» **Task instructions**:
In the data below, switch every "Alert Box" to "Warning Box". Write out all the lines again with nothing else changed.

Region boundary data
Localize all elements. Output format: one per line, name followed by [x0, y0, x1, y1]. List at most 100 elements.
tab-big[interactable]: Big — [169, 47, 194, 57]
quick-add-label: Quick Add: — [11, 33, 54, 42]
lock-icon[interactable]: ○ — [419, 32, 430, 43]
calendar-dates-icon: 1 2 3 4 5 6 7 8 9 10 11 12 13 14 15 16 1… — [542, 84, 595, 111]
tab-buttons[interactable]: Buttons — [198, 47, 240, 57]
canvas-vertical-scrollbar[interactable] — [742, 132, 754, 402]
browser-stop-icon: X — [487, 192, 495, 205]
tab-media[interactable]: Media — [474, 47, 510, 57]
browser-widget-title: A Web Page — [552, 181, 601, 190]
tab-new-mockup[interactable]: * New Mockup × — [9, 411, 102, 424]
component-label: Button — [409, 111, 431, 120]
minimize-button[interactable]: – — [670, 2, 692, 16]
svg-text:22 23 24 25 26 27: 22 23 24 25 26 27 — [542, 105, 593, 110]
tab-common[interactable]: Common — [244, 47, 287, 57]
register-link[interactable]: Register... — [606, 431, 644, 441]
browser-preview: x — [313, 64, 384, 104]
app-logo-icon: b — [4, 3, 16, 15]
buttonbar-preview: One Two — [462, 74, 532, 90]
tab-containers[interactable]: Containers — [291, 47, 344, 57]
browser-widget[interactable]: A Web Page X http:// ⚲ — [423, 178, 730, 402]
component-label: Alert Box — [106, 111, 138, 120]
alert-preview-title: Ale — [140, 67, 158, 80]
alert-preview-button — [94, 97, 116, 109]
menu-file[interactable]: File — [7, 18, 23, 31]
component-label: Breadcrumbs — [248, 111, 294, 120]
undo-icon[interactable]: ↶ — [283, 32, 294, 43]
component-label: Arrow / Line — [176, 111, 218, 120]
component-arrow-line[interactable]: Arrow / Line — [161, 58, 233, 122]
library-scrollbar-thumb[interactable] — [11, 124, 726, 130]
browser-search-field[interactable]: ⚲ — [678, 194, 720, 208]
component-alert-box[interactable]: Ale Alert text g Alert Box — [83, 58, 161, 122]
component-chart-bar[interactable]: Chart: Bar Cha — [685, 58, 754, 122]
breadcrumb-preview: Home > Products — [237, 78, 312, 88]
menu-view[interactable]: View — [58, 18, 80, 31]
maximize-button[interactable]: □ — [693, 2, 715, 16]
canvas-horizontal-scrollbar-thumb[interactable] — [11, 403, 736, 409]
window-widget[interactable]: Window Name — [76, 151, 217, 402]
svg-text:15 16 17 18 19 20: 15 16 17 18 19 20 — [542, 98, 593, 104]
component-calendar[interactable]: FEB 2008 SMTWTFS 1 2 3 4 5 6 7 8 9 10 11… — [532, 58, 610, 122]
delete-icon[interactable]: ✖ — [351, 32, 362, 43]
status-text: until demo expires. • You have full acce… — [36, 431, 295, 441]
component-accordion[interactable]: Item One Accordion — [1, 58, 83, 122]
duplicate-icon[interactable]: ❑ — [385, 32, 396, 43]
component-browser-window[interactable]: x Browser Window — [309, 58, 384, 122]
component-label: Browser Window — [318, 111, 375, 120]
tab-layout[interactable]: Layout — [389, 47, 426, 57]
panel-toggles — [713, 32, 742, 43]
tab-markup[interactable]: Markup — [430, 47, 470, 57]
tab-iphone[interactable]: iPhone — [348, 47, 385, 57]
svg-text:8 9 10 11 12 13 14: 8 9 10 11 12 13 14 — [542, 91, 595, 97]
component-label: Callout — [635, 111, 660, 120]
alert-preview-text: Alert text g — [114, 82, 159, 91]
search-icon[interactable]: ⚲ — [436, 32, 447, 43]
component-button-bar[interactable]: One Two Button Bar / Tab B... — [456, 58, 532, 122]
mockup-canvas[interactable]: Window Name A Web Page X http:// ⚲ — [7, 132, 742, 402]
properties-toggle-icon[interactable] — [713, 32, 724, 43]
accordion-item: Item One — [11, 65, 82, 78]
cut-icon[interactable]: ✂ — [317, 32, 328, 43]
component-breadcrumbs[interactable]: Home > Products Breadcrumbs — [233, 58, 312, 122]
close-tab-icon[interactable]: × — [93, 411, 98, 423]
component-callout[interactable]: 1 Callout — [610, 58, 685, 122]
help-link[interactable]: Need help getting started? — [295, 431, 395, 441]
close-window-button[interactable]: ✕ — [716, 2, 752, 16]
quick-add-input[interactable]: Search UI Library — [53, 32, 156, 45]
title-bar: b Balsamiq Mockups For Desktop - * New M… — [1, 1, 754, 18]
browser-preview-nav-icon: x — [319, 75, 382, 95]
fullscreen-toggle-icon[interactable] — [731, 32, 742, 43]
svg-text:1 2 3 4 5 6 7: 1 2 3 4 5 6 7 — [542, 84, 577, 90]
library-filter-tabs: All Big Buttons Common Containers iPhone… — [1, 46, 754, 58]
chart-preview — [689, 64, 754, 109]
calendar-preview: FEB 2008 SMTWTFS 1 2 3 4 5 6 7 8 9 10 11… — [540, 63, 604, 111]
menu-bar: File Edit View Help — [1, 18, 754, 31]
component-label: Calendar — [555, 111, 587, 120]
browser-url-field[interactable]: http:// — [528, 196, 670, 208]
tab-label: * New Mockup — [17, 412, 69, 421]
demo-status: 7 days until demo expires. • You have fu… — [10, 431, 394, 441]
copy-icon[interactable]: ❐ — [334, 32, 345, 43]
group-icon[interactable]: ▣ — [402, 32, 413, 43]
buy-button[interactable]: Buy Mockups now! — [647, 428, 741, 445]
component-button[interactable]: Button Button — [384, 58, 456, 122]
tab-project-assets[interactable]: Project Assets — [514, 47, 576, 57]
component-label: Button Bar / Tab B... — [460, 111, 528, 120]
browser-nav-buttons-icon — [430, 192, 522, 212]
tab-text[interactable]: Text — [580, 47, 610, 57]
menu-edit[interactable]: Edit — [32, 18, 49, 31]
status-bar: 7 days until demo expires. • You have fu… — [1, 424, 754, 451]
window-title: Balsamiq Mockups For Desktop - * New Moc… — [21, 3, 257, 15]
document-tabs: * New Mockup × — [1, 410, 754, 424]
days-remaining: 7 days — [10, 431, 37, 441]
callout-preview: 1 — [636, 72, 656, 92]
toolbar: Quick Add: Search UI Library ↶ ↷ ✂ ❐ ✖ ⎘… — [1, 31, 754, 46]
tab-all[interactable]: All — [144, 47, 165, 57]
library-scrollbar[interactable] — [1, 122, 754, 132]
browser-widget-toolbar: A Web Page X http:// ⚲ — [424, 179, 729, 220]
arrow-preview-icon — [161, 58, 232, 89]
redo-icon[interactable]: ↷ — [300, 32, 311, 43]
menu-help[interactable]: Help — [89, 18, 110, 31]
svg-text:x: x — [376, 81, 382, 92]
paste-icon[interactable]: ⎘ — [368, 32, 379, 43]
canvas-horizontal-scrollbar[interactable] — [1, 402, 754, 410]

» **Output of the exercise**:
Localize all elements. Output format: one per line, name followed by [x0, y0, x1, y1]. List at most 100 elements.
tab-big[interactable]: Big — [169, 47, 194, 57]
quick-add-label: Quick Add: — [11, 33, 54, 42]
lock-icon[interactable]: ○ — [419, 32, 430, 43]
calendar-dates-icon: 1 2 3 4 5 6 7 8 9 10 11 12 13 14 15 16 1… — [542, 84, 595, 111]
tab-buttons[interactable]: Buttons — [198, 47, 240, 57]
canvas-vertical-scrollbar[interactable] — [742, 132, 754, 402]
browser-stop-icon: X — [487, 192, 495, 205]
tab-media[interactable]: Media — [474, 47, 510, 57]
browser-widget-title: A Web Page — [552, 181, 601, 190]
tab-new-mockup[interactable]: * New Mockup × — [9, 411, 102, 424]
component-label: Button — [409, 111, 431, 120]
minimize-button[interactable]: – — [670, 2, 692, 16]
svg-text:22 23 24 25 26 27: 22 23 24 25 26 27 — [542, 105, 593, 110]
tab-common[interactable]: Common — [244, 47, 287, 57]
register-link[interactable]: Register... — [606, 431, 644, 441]
browser-preview: x — [313, 64, 384, 104]
app-logo-icon: b — [4, 3, 16, 15]
buttonbar-preview: One Two — [462, 74, 532, 90]
tab-containers[interactable]: Containers — [291, 47, 344, 57]
browser-widget[interactable]: A Web Page X http:// ⚲ — [423, 178, 730, 402]
component-label: Warning Box — [106, 111, 138, 120]
alert-preview-title: Ale — [140, 67, 158, 80]
alert-preview-button — [94, 97, 116, 109]
menu-file[interactable]: File — [7, 18, 23, 31]
component-label: Breadcrumbs — [248, 111, 294, 120]
undo-icon[interactable]: ↶ — [283, 32, 294, 43]
component-label: Arrow / Line — [176, 111, 218, 120]
component-arrow-line[interactable]: Arrow / Line — [161, 58, 233, 122]
library-scrollbar-thumb[interactable] — [11, 124, 726, 130]
browser-search-field[interactable]: ⚲ — [678, 194, 720, 208]
component-alert-box[interactable]: Ale Alert text g Warning Box — [83, 58, 161, 122]
component-chart-bar[interactable]: Chart: Bar Cha — [685, 58, 754, 122]
breadcrumb-preview: Home > Products — [237, 78, 312, 88]
menu-view[interactable]: View — [58, 18, 80, 31]
maximize-button[interactable]: □ — [693, 2, 715, 16]
canvas-horizontal-scrollbar-thumb[interactable] — [11, 403, 736, 409]
window-widget[interactable]: Window Name — [76, 151, 217, 402]
svg-text:15 16 17 18 19 20: 15 16 17 18 19 20 — [542, 98, 593, 104]
component-calendar[interactable]: FEB 2008 SMTWTFS 1 2 3 4 5 6 7 8 9 10 11… — [532, 58, 610, 122]
delete-icon[interactable]: ✖ — [351, 32, 362, 43]
status-text: until demo expires. • You have full acce… — [36, 431, 295, 441]
component-accordion[interactable]: Item One Accordion — [1, 58, 83, 122]
duplicate-icon[interactable]: ❑ — [385, 32, 396, 43]
component-browser-window[interactable]: x Browser Window — [309, 58, 384, 122]
component-label: Browser Window — [318, 111, 375, 120]
tab-layout[interactable]: Layout — [389, 47, 426, 57]
panel-toggles — [713, 32, 742, 43]
tab-markup[interactable]: Markup — [430, 47, 470, 57]
tab-iphone[interactable]: iPhone — [348, 47, 385, 57]
svg-text:8 9 10 11 12 13 14: 8 9 10 11 12 13 14 — [542, 91, 595, 97]
component-label: Callout — [635, 111, 660, 120]
alert-preview-text: Alert text g — [114, 82, 159, 91]
search-icon[interactable]: ⚲ — [436, 32, 447, 43]
component-button-bar[interactable]: One Two Button Bar / Tab B... — [456, 58, 532, 122]
mockup-canvas[interactable]: Window Name A Web Page X http:// ⚲ — [7, 132, 742, 402]
properties-toggle-icon[interactable] — [713, 32, 724, 43]
accordion-item: Item One — [11, 65, 82, 78]
cut-icon[interactable]: ✂ — [317, 32, 328, 43]
component-breadcrumbs[interactable]: Home > Products Breadcrumbs — [233, 58, 312, 122]
close-tab-icon[interactable]: × — [93, 411, 98, 423]
component-callout[interactable]: 1 Callout — [610, 58, 685, 122]
help-link[interactable]: Need help getting started? — [295, 431, 395, 441]
close-window-button[interactable]: ✕ — [716, 2, 752, 16]
quick-add-input[interactable]: Search UI Library — [53, 32, 156, 45]
title-bar: b Balsamiq Mockups For Desktop - * New M… — [1, 1, 754, 18]
browser-preview-nav-icon: x — [319, 75, 382, 95]
fullscreen-toggle-icon[interactable] — [731, 32, 742, 43]
svg-text:1 2 3 4 5 6 7: 1 2 3 4 5 6 7 — [542, 84, 577, 90]
library-filter-tabs: All Big Buttons Common Containers iPhone… — [1, 46, 754, 58]
chart-preview — [689, 64, 754, 109]
calendar-preview: FEB 2008 SMTWTFS 1 2 3 4 5 6 7 8 9 10 11… — [540, 63, 604, 111]
menu-bar: File Edit View Help — [1, 18, 754, 31]
component-label: Calendar — [555, 111, 587, 120]
browser-url-field[interactable]: http:// — [528, 196, 670, 208]
tab-label: * New Mockup — [17, 412, 69, 421]
demo-status: 7 days until demo expires. • You have fu… — [10, 431, 394, 441]
copy-icon[interactable]: ❐ — [334, 32, 345, 43]
group-icon[interactable]: ▣ — [402, 32, 413, 43]
buy-button[interactable]: Buy Mockups now! — [647, 428, 741, 445]
component-button[interactable]: Button Button — [384, 58, 456, 122]
tab-project-assets[interactable]: Project Assets — [514, 47, 576, 57]
component-label: Button Bar / Tab B... — [460, 111, 528, 120]
browser-nav-buttons-icon — [430, 192, 522, 212]
tab-text[interactable]: Text — [580, 47, 610, 57]
menu-edit[interactable]: Edit — [32, 18, 49, 31]
status-bar: 7 days until demo expires. • You have fu… — [1, 424, 754, 451]
window-title: Balsamiq Mockups For Desktop - * New Moc… — [21, 3, 257, 15]
document-tabs: * New Mockup × — [1, 410, 754, 424]
days-remaining: 7 days — [10, 431, 37, 441]
callout-preview: 1 — [636, 72, 656, 92]
toolbar: Quick Add: Search UI Library ↶ ↷ ✂ ❐ ✖ ⎘… — [1, 31, 754, 46]
tab-all[interactable]: All — [144, 47, 165, 57]
library-scrollbar[interactable] — [1, 122, 754, 132]
browser-widget-toolbar: A Web Page X http:// ⚲ — [424, 179, 729, 220]
arrow-preview-icon — [161, 58, 232, 89]
redo-icon[interactable]: ↷ — [300, 32, 311, 43]
menu-help[interactable]: Help — [89, 18, 110, 31]
svg-text:x: x — [376, 81, 382, 92]
paste-icon[interactable]: ⎘ — [368, 32, 379, 43]
canvas-horizontal-scrollbar[interactable] — [1, 402, 754, 410]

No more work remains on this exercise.